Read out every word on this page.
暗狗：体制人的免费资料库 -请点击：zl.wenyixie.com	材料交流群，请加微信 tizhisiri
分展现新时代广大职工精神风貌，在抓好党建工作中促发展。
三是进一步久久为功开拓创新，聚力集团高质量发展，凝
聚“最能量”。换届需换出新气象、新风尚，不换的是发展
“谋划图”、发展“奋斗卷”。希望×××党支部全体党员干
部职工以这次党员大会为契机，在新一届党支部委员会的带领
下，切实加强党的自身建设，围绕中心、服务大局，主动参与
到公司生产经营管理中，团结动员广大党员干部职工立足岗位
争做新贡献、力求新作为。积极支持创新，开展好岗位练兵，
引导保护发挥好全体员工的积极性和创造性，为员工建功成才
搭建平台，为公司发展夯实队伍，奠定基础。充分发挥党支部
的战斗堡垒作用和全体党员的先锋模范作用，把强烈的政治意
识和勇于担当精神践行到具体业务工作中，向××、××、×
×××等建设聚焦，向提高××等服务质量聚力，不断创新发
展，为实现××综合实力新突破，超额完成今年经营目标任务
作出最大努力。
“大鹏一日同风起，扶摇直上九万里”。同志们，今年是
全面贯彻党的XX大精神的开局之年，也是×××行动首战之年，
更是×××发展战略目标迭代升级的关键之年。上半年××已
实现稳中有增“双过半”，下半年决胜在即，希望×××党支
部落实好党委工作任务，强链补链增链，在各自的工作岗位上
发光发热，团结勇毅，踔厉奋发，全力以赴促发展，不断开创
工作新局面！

_ _ _ _ _

§ **EXERCISE**: Return the listing above in its exact form.

§ **EXPECTED OUTPUT**:
Read out every word on this page.
暗狗：体制人的免费资料库 -请点击：zl.wenyixie.com	材料交流群，请加微信 tizhisiri
分展现新时代广大职工精神风貌，在抓好党建工作中促发展。
三是进一步久久为功开拓创新，聚力集团高质量发展，凝
聚“最能量”。换届需换出新气象、新风尚，不换的是发展
“谋划图”、发展“奋斗卷”。希望×××党支部全体党员干
部职工以这次党员大会为契机，在新一届党支部委员会的带领
下，切实加强党的自身建设，围绕中心、服务大局，主动参与
到公司生产经营管理中，团结动员广大党员干部职工立足岗位
争做新贡献、力求新作为。积极支持创新，开展好岗位练兵，
引导保护发挥好全体员工的积极性和创造性，为员工建功成才
搭建平台，为公司发展夯实队伍，奠定基础。充分发挥党支部
的战斗堡垒作用和全体党员的先锋模范作用，把强烈的政治意
识和勇于担当精神践行到具体业务工作中，向××、××、×
×××等建设聚焦，向提高××等服务质量聚力，不断创新发
展，为实现××综合实力新突破，超额完成今年经营目标任务
作出最大努力。
“大鹏一日同风起，扶摇直上九万里”。同志们，今年是
全面贯彻党的XX大精神的开局之年，也是×××行动首战之年，
更是×××发展战略目标迭代升级的关键之年。上半年××已
实现稳中有增“双过半”，下半年决胜在即，希望×××党支
部落实好党委工作任务，强链补链增链，在各自的工作岗位上
发光发热，团结勇毅，踔厉奋发，全力以赴促发展，不断开创
工作新局面！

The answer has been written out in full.